▶ Provided records:
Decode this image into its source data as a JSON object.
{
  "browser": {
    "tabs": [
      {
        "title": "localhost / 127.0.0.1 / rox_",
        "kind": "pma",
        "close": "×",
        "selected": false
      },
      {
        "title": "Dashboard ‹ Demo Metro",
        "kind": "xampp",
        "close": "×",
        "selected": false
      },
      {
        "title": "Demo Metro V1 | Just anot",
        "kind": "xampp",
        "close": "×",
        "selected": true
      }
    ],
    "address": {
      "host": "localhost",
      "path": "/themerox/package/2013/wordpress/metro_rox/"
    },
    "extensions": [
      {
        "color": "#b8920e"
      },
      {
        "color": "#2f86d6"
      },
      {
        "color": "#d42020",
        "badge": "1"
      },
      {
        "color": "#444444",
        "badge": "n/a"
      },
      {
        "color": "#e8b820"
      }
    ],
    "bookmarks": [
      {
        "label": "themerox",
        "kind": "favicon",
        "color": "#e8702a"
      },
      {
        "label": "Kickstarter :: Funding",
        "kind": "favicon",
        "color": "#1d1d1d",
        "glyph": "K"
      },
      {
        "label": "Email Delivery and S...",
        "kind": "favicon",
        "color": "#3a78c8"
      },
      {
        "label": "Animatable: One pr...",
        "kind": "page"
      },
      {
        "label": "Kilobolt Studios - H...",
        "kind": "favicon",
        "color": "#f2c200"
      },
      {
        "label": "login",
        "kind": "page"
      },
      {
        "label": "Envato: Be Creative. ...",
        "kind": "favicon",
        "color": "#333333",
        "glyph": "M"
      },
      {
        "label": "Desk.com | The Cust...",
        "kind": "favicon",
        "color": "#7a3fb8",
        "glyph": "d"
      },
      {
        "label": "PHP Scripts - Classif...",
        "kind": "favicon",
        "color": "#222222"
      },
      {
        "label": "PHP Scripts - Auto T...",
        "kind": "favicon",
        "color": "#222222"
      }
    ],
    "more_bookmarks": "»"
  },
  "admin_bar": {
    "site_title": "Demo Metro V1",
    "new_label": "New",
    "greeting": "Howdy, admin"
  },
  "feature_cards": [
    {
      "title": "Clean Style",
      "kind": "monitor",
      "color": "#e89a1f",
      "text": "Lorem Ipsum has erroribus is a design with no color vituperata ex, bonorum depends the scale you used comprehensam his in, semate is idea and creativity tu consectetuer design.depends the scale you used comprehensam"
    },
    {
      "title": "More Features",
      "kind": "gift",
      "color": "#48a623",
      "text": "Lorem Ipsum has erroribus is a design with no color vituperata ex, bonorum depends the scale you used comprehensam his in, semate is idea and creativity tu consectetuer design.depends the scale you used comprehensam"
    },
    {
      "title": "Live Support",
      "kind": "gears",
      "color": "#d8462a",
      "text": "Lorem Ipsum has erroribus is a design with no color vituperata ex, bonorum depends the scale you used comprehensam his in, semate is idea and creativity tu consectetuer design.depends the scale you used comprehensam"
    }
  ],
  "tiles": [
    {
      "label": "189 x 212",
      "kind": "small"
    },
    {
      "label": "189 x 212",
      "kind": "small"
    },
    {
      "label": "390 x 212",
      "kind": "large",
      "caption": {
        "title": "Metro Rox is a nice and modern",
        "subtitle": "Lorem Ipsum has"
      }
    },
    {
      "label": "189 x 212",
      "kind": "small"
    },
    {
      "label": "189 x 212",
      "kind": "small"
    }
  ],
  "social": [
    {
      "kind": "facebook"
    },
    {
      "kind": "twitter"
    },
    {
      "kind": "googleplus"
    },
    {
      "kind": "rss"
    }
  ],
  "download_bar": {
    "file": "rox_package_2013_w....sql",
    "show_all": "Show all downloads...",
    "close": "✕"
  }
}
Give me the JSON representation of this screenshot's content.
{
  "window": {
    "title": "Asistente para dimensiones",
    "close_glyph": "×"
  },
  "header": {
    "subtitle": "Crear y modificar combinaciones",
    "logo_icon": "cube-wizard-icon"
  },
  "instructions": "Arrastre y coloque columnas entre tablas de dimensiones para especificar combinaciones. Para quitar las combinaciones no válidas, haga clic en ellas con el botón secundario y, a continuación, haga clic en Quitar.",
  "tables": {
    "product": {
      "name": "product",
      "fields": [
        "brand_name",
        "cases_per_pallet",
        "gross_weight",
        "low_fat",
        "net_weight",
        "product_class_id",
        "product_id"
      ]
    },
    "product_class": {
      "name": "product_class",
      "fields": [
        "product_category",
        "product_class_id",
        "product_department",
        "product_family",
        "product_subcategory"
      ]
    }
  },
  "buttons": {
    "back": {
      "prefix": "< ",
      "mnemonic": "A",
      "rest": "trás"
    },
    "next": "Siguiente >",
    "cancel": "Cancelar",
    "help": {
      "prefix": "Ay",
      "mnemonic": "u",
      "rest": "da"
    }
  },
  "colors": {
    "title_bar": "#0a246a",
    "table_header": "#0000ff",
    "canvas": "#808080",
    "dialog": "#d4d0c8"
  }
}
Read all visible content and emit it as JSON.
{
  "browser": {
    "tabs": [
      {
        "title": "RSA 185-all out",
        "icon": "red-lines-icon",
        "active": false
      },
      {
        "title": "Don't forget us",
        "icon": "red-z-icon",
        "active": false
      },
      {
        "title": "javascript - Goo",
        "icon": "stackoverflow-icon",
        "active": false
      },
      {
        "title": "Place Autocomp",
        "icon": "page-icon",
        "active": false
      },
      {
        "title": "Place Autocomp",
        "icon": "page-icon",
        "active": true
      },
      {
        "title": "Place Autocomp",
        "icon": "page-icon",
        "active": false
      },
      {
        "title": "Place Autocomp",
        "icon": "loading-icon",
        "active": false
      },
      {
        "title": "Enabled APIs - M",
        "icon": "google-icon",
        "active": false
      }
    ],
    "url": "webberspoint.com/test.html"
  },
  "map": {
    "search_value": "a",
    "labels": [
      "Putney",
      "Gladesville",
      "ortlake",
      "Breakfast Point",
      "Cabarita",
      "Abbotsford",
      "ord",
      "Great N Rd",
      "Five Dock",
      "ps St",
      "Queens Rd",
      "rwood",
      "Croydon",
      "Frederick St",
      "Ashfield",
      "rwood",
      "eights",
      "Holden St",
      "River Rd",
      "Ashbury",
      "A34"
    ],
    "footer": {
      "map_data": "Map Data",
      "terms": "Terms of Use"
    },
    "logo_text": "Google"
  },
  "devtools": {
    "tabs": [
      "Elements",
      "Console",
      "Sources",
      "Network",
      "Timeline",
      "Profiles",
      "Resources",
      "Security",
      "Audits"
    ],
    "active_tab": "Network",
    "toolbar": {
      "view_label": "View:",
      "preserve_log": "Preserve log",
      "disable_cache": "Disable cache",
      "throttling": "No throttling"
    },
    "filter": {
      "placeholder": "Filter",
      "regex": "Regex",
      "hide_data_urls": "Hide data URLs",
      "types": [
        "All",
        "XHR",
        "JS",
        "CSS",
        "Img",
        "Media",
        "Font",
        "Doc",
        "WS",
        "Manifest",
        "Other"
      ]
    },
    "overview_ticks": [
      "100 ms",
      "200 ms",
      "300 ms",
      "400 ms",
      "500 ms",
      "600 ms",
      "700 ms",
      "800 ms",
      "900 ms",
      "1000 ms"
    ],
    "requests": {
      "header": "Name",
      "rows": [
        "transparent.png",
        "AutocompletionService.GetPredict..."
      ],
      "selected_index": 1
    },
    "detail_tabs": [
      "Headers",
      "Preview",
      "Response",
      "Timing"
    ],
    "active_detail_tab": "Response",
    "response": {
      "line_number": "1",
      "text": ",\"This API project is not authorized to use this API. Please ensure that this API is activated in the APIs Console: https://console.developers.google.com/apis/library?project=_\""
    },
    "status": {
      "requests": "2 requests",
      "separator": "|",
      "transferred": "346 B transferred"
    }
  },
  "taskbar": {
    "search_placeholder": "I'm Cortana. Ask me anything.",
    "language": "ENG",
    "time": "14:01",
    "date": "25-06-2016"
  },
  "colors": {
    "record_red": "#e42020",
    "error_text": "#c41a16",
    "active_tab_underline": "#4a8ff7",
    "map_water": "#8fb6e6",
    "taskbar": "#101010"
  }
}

▶ Task details: Using the entries above, state how many lines include the word "this", with no other words.

▶ Expected output: 3